-- Start Material for this exercise --
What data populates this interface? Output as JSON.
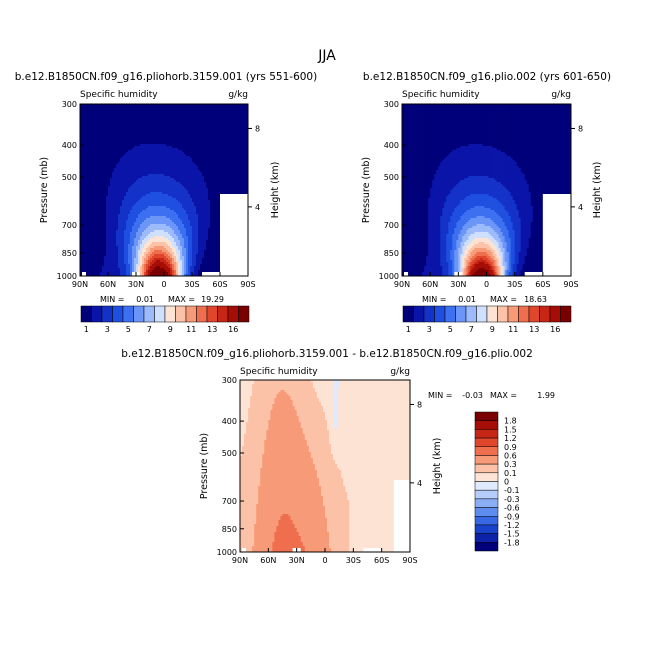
{
  "chart_data": [
    {
      "type": "contour",
      "title": "b.e12.B1850CN.f09_g16.pliohorb.3159.001 (yrs 551-600)",
      "left_string": "Specific humidity",
      "right_string": "g/kg",
      "ylabel": "Pressure (mb)",
      "y2label": "Height (km)",
      "x_ticks": [
        "90N",
        "60N",
        "30N",
        "0",
        "30S",
        "60S",
        "90S"
      ],
      "y_ticks": [
        "300",
        "400",
        "500",
        "700",
        "850",
        "1000"
      ],
      "y2_ticks": [
        "8",
        "4"
      ],
      "min_label": "MIN =",
      "min_value": "0.01",
      "max_label": "MAX =",
      "max_value": "19.29",
      "peak_lat": 5,
      "scale": 1.0
    },
    {
      "type": "contour",
      "title": "b.e12.B1850CN.f09_g16.plio.002 (yrs 601-650)",
      "left_string": "Specific humidity",
      "right_string": "g/kg",
      "ylabel": "Pressure (mb)",
      "y2label": "Height (km)",
      "x_ticks": [
        "90N",
        "60N",
        "30N",
        "0",
        "30S",
        "60S",
        "90S"
      ],
      "y_ticks": [
        "300",
        "400",
        "500",
        "700",
        "850",
        "1000"
      ],
      "y2_ticks": [
        "8",
        "4"
      ],
      "min_label": "MIN =",
      "min_value": "0.01",
      "max_label": "MAX =",
      "max_value": "18.63",
      "peak_lat": 5,
      "scale": 0.97
    },
    {
      "type": "contour-difference",
      "title": "b.e12.B1850CN.f09_g16.pliohorb.3159.001 - b.e12.B1850CN.f09_g16.plio.002",
      "left_string": "Specific humidity",
      "right_string": "g/kg",
      "ylabel": "Pressure (mb)",
      "y2label": "Height (km)",
      "x_ticks": [
        "90N",
        "60N",
        "30N",
        "0",
        "30S",
        "60S",
        "90S"
      ],
      "y_ticks": [
        "300",
        "400",
        "500",
        "700",
        "850",
        "1000"
      ],
      "y2_ticks": [
        "8",
        "4"
      ],
      "min_label": "MIN =",
      "min_value": "-0.03",
      "max_label": "MAX =",
      "max_value": "1.99"
    }
  ],
  "figure_title": "JJA",
  "colorbar_abs": {
    "orientation": "horizontal",
    "levels": [
      1,
      2,
      3,
      4,
      5,
      6,
      7,
      8,
      9,
      10,
      11,
      12,
      13,
      14,
      16
    ],
    "labels": [
      "1",
      "3",
      "5",
      "7",
      "9",
      "11",
      "13",
      "16"
    ],
    "colors": [
      "#00007a",
      "#0a14a8",
      "#1432c8",
      "#1f4fe0",
      "#3d70f0",
      "#6b96f7",
      "#9dbbfb",
      "#cfe0fd",
      "#fde3d4",
      "#fbc2a8",
      "#f79a78",
      "#ef6e4e",
      "#e0462c",
      "#c72616",
      "#a50d06",
      "#7a0000"
    ]
  },
  "colorbar_diff": {
    "orientation": "vertical",
    "labels": [
      "1.8",
      "1.5",
      "1.2",
      "0.9",
      "0.6",
      "0.3",
      "0.1",
      "0",
      "-0.1",
      "-0.3",
      "-0.6",
      "-0.9",
      "-1.2",
      "-1.5",
      "-1.8"
    ],
    "colors": [
      "#7a0000",
      "#a50d06",
      "#c72616",
      "#e0462c",
      "#ef6e4e",
      "#f79a78",
      "#fbc2a8",
      "#fde3d4",
      "#dfeafc",
      "#b6cdf9",
      "#8aaef5",
      "#5f8cef",
      "#3868e4",
      "#1a43cc",
      "#0c22a8",
      "#00007a"
    ]
  }
}
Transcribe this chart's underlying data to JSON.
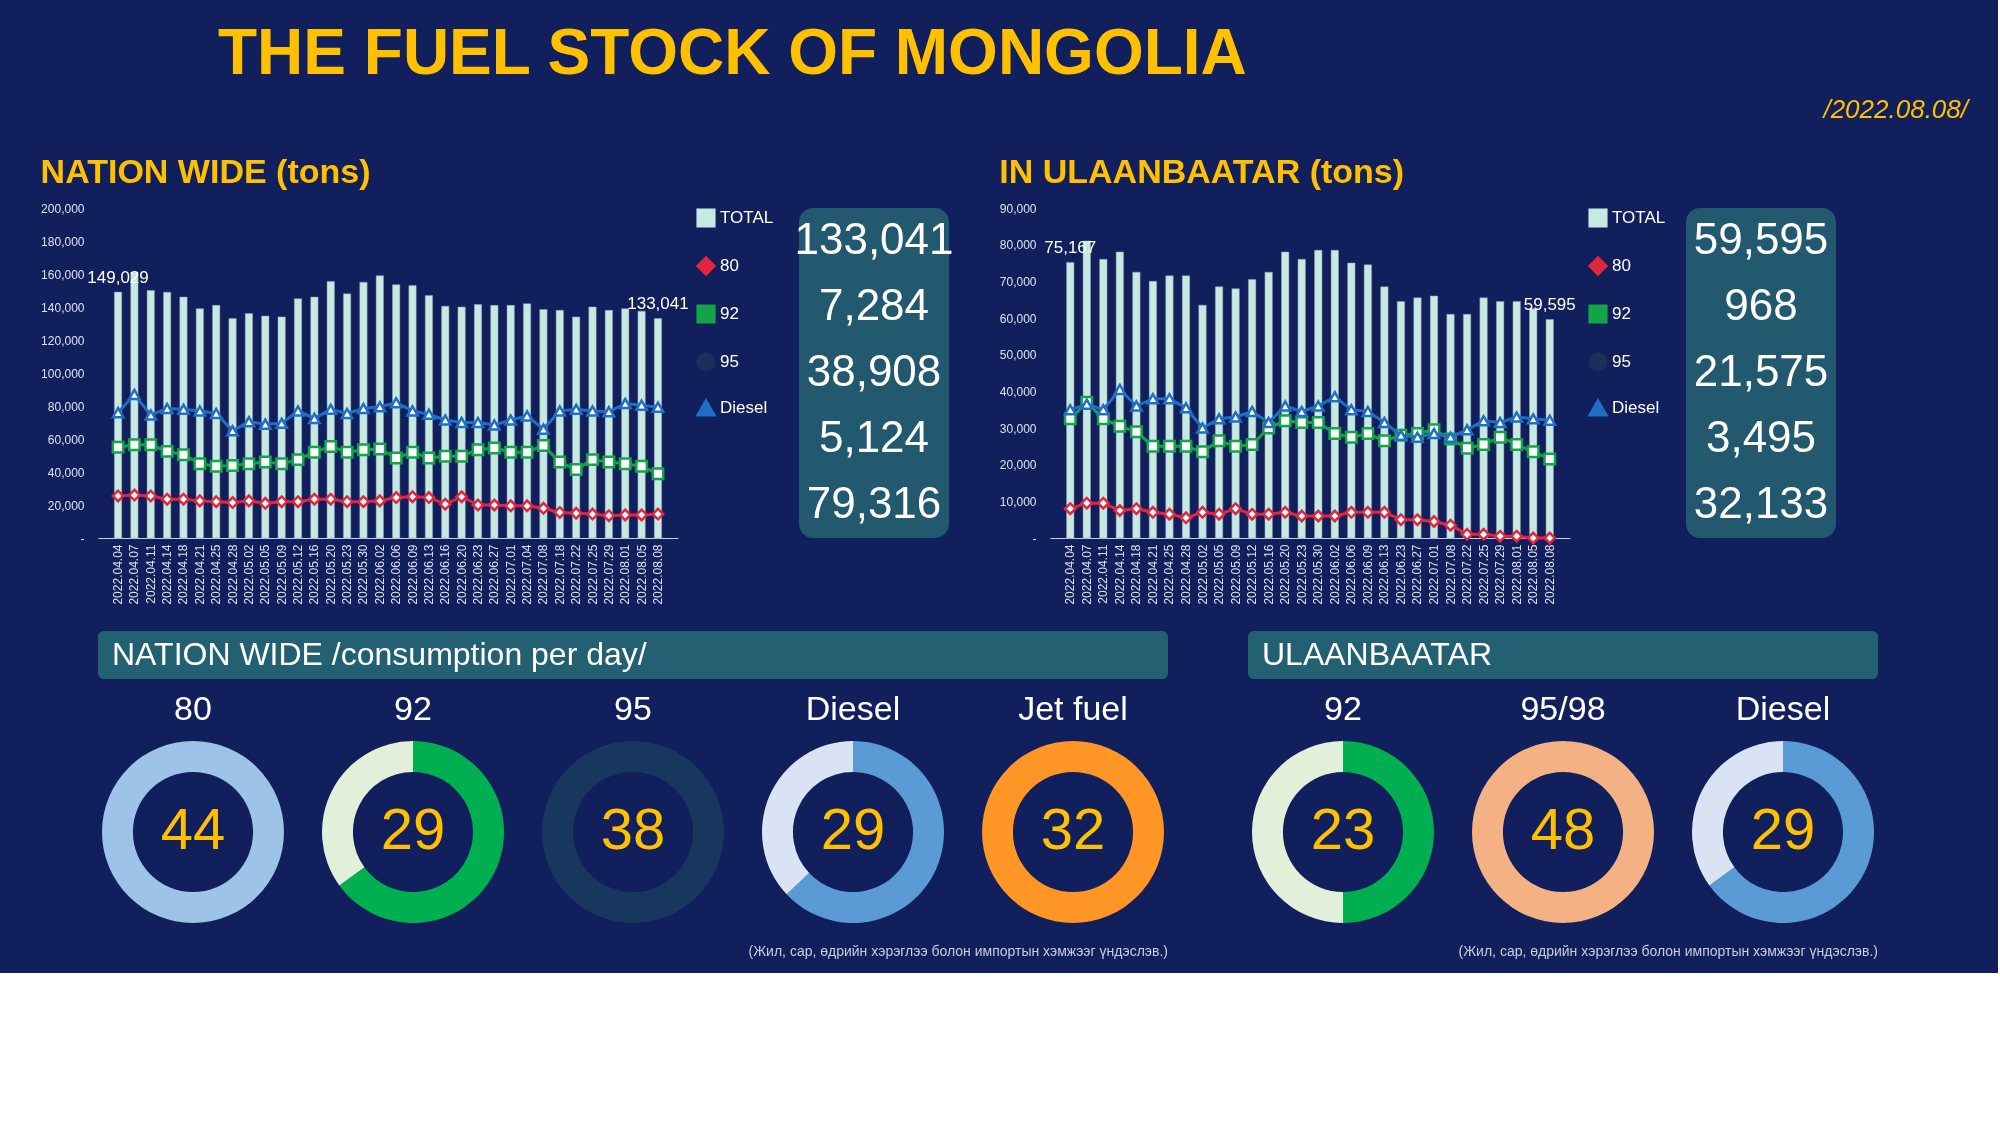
{
  "chart_data": [
    {
      "type": "other",
      "title": "THE FUEL STOCK OF MONGOLIA",
      "subtitle": "/2022.08.08/"
    },
    {
      "type": "bar",
      "title": "NATION WIDE (tons)",
      "categories": [
        "2022.04.04",
        "2022.04.07",
        "2022.04.11",
        "2022.04.14",
        "2022.04.18",
        "2022.04.21",
        "2022.04.25",
        "2022.04.28",
        "2022.05.02",
        "2022.05.05",
        "2022.05.09",
        "2022.05.12",
        "2022.05.16",
        "2022.05.20",
        "2022.05.23",
        "2022.05.30",
        "2022.06.02",
        "2022.06.06",
        "2022.06.09",
        "2022.06.13",
        "2022.06.16",
        "2022.06.20",
        "2022.06.23",
        "2022.06.27",
        "2022.07.01",
        "2022.07.04",
        "2022.07.08",
        "2022.07.18",
        "2022.07.22",
        "2022.07.25",
        "2022.07.29",
        "2022.08.01",
        "2022.08.05",
        "2022.08.08"
      ],
      "series": [
        {
          "name": "TOTAL",
          "type": "bar",
          "color": "#c6e9e2",
          "values": [
            149029,
            161000,
            150000,
            149000,
            146000,
            139000,
            141000,
            133000,
            136000,
            134500,
            134000,
            145000,
            146000,
            155500,
            148000,
            155000,
            159000,
            153500,
            153000,
            147000,
            140500,
            140000,
            141500,
            141000,
            141000,
            142000,
            138500,
            138000,
            134000,
            140000,
            138000,
            139000,
            137500,
            133041
          ],
          "value_labels": [
            "149,029",
            null,
            null,
            null,
            null,
            null,
            null,
            null,
            null,
            null,
            null,
            null,
            null,
            null,
            null,
            null,
            null,
            null,
            null,
            null,
            null,
            null,
            null,
            null,
            null,
            null,
            null,
            null,
            null,
            null,
            null,
            null,
            null,
            "133,041"
          ]
        },
        {
          "name": "80",
          "type": "line",
          "color": "#e3263f",
          "marker": "diamond",
          "line_style": "solid",
          "values": [
            25500,
            26000,
            25500,
            23500,
            23500,
            22500,
            22000,
            21500,
            22500,
            21000,
            22000,
            22000,
            23500,
            23500,
            22000,
            22000,
            22500,
            24500,
            25000,
            24500,
            20500,
            25000,
            20000,
            20000,
            19500,
            19500,
            18000,
            15500,
            15000,
            14500,
            13500,
            14000,
            14000,
            14500
          ]
        },
        {
          "name": "92",
          "type": "line",
          "color": "#13a44a",
          "marker": "square",
          "line_style": "solid",
          "values": [
            55000,
            56500,
            56500,
            52500,
            50500,
            45000,
            43500,
            44000,
            45000,
            46000,
            45000,
            47500,
            52000,
            55500,
            52000,
            53500,
            54000,
            48500,
            52000,
            48500,
            49500,
            49500,
            53500,
            54500,
            52000,
            52000,
            56000,
            46000,
            41500,
            47500,
            46000,
            45000,
            43500,
            38908
          ]
        },
        {
          "name": "95",
          "type": "line",
          "color": "#1a2f5a",
          "marker": "circle",
          "line_style": "solid",
          "values": [
            null,
            null,
            null,
            null,
            null,
            null,
            null,
            null,
            null,
            null,
            null,
            null,
            null,
            null,
            null,
            null,
            null,
            null,
            null,
            null,
            null,
            null,
            null,
            null,
            null,
            null,
            null,
            null,
            null,
            null,
            null,
            null,
            null,
            null
          ]
        },
        {
          "name": "Diesel",
          "type": "line",
          "color": "#1f6fc4",
          "marker": "triangle",
          "line_style": "solid",
          "values": [
            76000,
            87000,
            74500,
            78500,
            78000,
            77000,
            75500,
            65000,
            70500,
            69000,
            69500,
            77000,
            72500,
            78000,
            75500,
            78500,
            79500,
            82000,
            77000,
            75000,
            71500,
            70000,
            70000,
            68500,
            71500,
            74000,
            66000,
            77000,
            78000,
            77000,
            76500,
            81500,
            80500,
            79316
          ]
        }
      ],
      "ylim": [
        0,
        200000
      ],
      "yticks": [
        {
          "value": 0,
          "label": "-"
        },
        {
          "value": 20000,
          "label": "20,000"
        },
        {
          "value": 40000,
          "label": "40,000"
        },
        {
          "value": 60000,
          "label": "60,000"
        },
        {
          "value": 80000,
          "label": "80,000"
        },
        {
          "value": 100000,
          "label": "100,000"
        },
        {
          "value": 120000,
          "label": "120,000"
        },
        {
          "value": 140000,
          "label": "140,000"
        },
        {
          "value": 160000,
          "label": "160,000"
        },
        {
          "value": 180000,
          "label": "180,000"
        },
        {
          "value": 200000,
          "label": "200,000"
        }
      ],
      "legend": "right",
      "annotations": [
        "133,041",
        "7,284",
        "38,908",
        "5,124",
        "79,316"
      ]
    },
    {
      "type": "bar",
      "title": "IN ULAANBAATAR (tons)",
      "categories": [
        "2022.04.04",
        "2022.04.07",
        "2022.04.11",
        "2022.04.14",
        "2022.04.18",
        "2022.04.21",
        "2022.04.25",
        "2022.04.28",
        "2022.05.02",
        "2022.05.05",
        "2022.05.09",
        "2022.05.12",
        "2022.05.16",
        "2022.05.20",
        "2022.05.23",
        "2022.05.30",
        "2022.06.02",
        "2022.06.06",
        "2022.06.09",
        "2022.06.13",
        "2022.06.23",
        "2022.06.27",
        "2022.07.01",
        "2022.07.08",
        "2022.07.22",
        "2022.07.25",
        "2022.07.29",
        "2022.08.01",
        "2022.08.05",
        "2022.08.08"
      ],
      "series": [
        {
          "name": "TOTAL",
          "type": "bar",
          "color": "#c6e9e2",
          "values": [
            75167,
            81000,
            76000,
            78000,
            72500,
            70000,
            71500,
            71500,
            63500,
            68500,
            68000,
            70500,
            72500,
            78000,
            76000,
            78500,
            78500,
            75000,
            74500,
            68500,
            64500,
            65500,
            66000,
            61000,
            61000,
            65500,
            64500,
            64500,
            62500,
            59595
          ],
          "value_labels": [
            "75,167",
            null,
            null,
            null,
            null,
            null,
            null,
            null,
            null,
            null,
            null,
            null,
            null,
            null,
            null,
            null,
            null,
            null,
            null,
            null,
            null,
            null,
            null,
            null,
            null,
            null,
            null,
            null,
            null,
            "59,595"
          ]
        },
        {
          "name": "80",
          "type": "line",
          "color": "#e3263f",
          "marker": "diamond",
          "line_style": "solid",
          "values": [
            8000,
            9500,
            9500,
            7500,
            8000,
            7000,
            6500,
            5500,
            7000,
            6500,
            8000,
            6500,
            6500,
            7000,
            6000,
            6000,
            6000,
            7000,
            7000,
            7000,
            5000,
            5000,
            4500,
            3500,
            1000,
            1000,
            500,
            500,
            0,
            0
          ]
        },
        {
          "name": "92",
          "type": "line",
          "color": "#13a44a",
          "marker": "square",
          "line_style": "solid",
          "values": [
            32500,
            37000,
            32500,
            30500,
            29000,
            25000,
            25000,
            25000,
            23500,
            26500,
            25000,
            25500,
            30000,
            32000,
            31500,
            31500,
            28500,
            27500,
            28500,
            26500,
            28000,
            28500,
            29500,
            27000,
            24500,
            25500,
            27500,
            25500,
            23500,
            21575
          ]
        },
        {
          "name": "95",
          "type": "line",
          "color": "#1a2f5a",
          "marker": "circle",
          "line_style": "solid",
          "values": [
            null,
            null,
            null,
            null,
            null,
            null,
            null,
            null,
            null,
            null,
            null,
            null,
            null,
            null,
            null,
            null,
            null,
            null,
            null,
            null,
            null,
            null,
            null,
            null,
            null,
            null,
            null,
            null,
            null,
            null
          ]
        },
        {
          "name": "Diesel",
          "type": "line",
          "color": "#1f6fc4",
          "marker": "triangle",
          "line_style": "solid",
          "values": [
            35000,
            36500,
            35000,
            40500,
            36000,
            38000,
            38000,
            35500,
            30000,
            32500,
            33000,
            34500,
            31500,
            36000,
            34500,
            36000,
            38500,
            35000,
            34500,
            31500,
            28000,
            27500,
            28500,
            27500,
            29500,
            32000,
            31500,
            33000,
            32500,
            32133
          ]
        }
      ],
      "ylim": [
        0,
        90000
      ],
      "yticks": [
        {
          "value": 0,
          "label": "-"
        },
        {
          "value": 10000,
          "label": "10,000"
        },
        {
          "value": 20000,
          "label": "20,000"
        },
        {
          "value": 30000,
          "label": "30,000"
        },
        {
          "value": 40000,
          "label": "40,000"
        },
        {
          "value": 50000,
          "label": "50,000"
        },
        {
          "value": 60000,
          "label": "60,000"
        },
        {
          "value": 70000,
          "label": "70,000"
        },
        {
          "value": 80000,
          "label": "80,000"
        },
        {
          "value": 90000,
          "label": "90,000"
        }
      ],
      "legend": "right",
      "annotations": [
        "59,595",
        "968",
        "21,575",
        "3,495",
        "32,133"
      ]
    },
    {
      "type": "other",
      "title": "NATION WIDE /consumption per day/",
      "annotations": [
        "(Жил, сар, өдрийн хэрэглээ болон импортын хэмжээг үндэслэв.)"
      ]
    },
    {
      "type": "donut",
      "title": "80",
      "categories": [
        null
      ],
      "values": [
        100
      ],
      "colors": [
        "#9dc3e6"
      ],
      "annotations": [
        "44"
      ]
    },
    {
      "type": "donut",
      "title": "92",
      "categories": [
        null,
        null
      ],
      "values": [
        65,
        35
      ],
      "colors": [
        "#00b050",
        "#e2f0d9"
      ],
      "annotations": [
        "29"
      ]
    },
    {
      "type": "donut",
      "title": "95",
      "categories": [
        null
      ],
      "values": [
        100
      ],
      "colors": [
        "#17375e"
      ],
      "annotations": [
        "38"
      ]
    },
    {
      "type": "donut",
      "title": "Diesel",
      "categories": [
        null,
        null
      ],
      "values": [
        63,
        37
      ],
      "colors": [
        "#5b9bd5",
        "#dae3f3"
      ],
      "annotations": [
        "29"
      ]
    },
    {
      "type": "donut",
      "title": "Jet fuel",
      "categories": [
        null
      ],
      "values": [
        100
      ],
      "colors": [
        "#ff9626"
      ],
      "annotations": [
        "32"
      ]
    },
    {
      "type": "other",
      "title": "ULAANBAATAR",
      "annotations": [
        "(Жил, сар, өдрийн хэрэглээ болон импортын хэмжээг үндэслэв.)"
      ]
    },
    {
      "type": "donut",
      "title": "92",
      "categories": [
        null,
        null
      ],
      "values": [
        50,
        50
      ],
      "colors": [
        "#00b050",
        "#e2f0d9"
      ],
      "annotations": [
        "23"
      ]
    },
    {
      "type": "donut",
      "title": "95/98",
      "categories": [
        null
      ],
      "values": [
        100
      ],
      "colors": [
        "#f4b183"
      ],
      "annotations": [
        "48"
      ]
    },
    {
      "type": "donut",
      "title": "Diesel",
      "categories": [
        null,
        null
      ],
      "values": [
        65,
        35
      ],
      "colors": [
        "#5b9bd5",
        "#dae3f3"
      ],
      "annotations": [
        "29"
      ]
    }
  ]
}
-- End Material for this exercise --
Task statement.
Locate the lines above that hold the word "tons". Show every one of them.

Solution below.
      "title": "NATION WIDE (tons)",
      "title": "IN ULAANBAATAR (tons)",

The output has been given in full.